Lines of data:
++++++++++
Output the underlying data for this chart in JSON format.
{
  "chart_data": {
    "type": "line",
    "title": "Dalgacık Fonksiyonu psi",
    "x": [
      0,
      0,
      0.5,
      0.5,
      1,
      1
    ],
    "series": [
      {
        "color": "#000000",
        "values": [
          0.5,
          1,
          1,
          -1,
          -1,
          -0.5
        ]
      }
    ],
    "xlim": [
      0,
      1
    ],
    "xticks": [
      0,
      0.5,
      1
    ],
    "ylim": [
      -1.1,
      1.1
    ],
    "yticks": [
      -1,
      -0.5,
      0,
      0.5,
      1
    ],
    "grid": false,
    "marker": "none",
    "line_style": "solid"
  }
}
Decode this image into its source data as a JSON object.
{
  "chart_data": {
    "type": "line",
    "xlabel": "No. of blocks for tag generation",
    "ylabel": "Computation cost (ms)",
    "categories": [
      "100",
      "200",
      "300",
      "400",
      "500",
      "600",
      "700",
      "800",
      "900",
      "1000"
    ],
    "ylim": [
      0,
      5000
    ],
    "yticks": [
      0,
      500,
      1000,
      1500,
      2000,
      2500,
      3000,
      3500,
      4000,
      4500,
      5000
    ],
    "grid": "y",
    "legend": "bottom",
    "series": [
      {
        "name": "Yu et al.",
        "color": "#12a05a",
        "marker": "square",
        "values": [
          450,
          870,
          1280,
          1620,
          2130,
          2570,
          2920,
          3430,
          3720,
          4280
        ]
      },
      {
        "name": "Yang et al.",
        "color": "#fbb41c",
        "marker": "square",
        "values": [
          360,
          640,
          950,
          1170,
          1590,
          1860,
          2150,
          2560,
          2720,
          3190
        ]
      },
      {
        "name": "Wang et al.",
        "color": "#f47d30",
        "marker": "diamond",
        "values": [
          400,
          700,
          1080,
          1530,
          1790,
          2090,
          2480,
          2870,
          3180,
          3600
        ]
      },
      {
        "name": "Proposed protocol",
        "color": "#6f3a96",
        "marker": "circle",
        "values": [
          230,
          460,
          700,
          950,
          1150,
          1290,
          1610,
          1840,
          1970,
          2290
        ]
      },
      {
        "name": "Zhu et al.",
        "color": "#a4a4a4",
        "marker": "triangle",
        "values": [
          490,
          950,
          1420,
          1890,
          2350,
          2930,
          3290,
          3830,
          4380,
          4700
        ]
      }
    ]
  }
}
++++++++++
• GIVEN REQUEST: Produce an exact copy of all the records.

• COMPLETED TASK:
Output the underlying data for this chart in JSON format.
{
  "chart_data": {
    "type": "line",
    "title": "Dalgacık Fonksiyonu psi",
    "x": [
      0,
      0,
      0.5,
      0.5,
      1,
      1
    ],
    "series": [
      {
        "color": "#000000",
        "values": [
          0.5,
          1,
          1,
          -1,
          -1,
          -0.5
        ]
      }
    ],
    "xlim": [
      0,
      1
    ],
    "xticks": [
      0,
      0.5,
      1
    ],
    "ylim": [
      -1.1,
      1.1
    ],
    "yticks": [
      -1,
      -0.5,
      0,
      0.5,
      1
    ],
    "grid": false,
    "marker": "none",
    "line_style": "solid"
  }
}
Decode this image into its source data as a JSON object.
{
  "chart_data": {
    "type": "line",
    "xlabel": "No. of blocks for tag generation",
    "ylabel": "Computation cost (ms)",
    "categories": [
      "100",
      "200",
      "300",
      "400",
      "500",
      "600",
      "700",
      "800",
      "900",
      "1000"
    ],
    "ylim": [
      0,
      5000
    ],
    "yticks": [
      0,
      500,
      1000,
      1500,
      2000,
      2500,
      3000,
      3500,
      4000,
      4500,
      5000
    ],
    "grid": "y",
    "legend": "bottom",
    "series": [
      {
        "name": "Yu et al.",
        "color": "#12a05a",
        "marker": "square",
        "values": [
          450,
          870,
          1280,
          1620,
          2130,
          2570,
          2920,
          3430,
          3720,
          4280
        ]
      },
      {
        "name": "Yang et al.",
        "color": "#fbb41c",
        "marker": "square",
        "values": [
          360,
          640,
          950,
          1170,
          1590,
          1860,
          2150,
          2560,
          2720,
          3190
        ]
      },
      {
        "name": "Wang et al.",
        "color": "#f47d30",
        "marker": "diamond",
        "values": [
          400,
          700,
          1080,
          1530,
          1790,
          2090,
          2480,
          2870,
          3180,
          3600
        ]
      },
      {
        "name": "Proposed protocol",
        "color": "#6f3a96",
        "marker": "circle",
        "values": [
          230,
          460,
          700,
          950,
          1150,
          1290,
          1610,
          1840,
          1970,
          2290
        ]
      },
      {
        "name": "Zhu et al.",
        "color": "#a4a4a4",
        "marker": "triangle",
        "values": [
          490,
          950,
          1420,
          1890,
          2350,
          2930,
          3290,
          3830,
          4380,
          4700
        ]
      }
    ]
  }
}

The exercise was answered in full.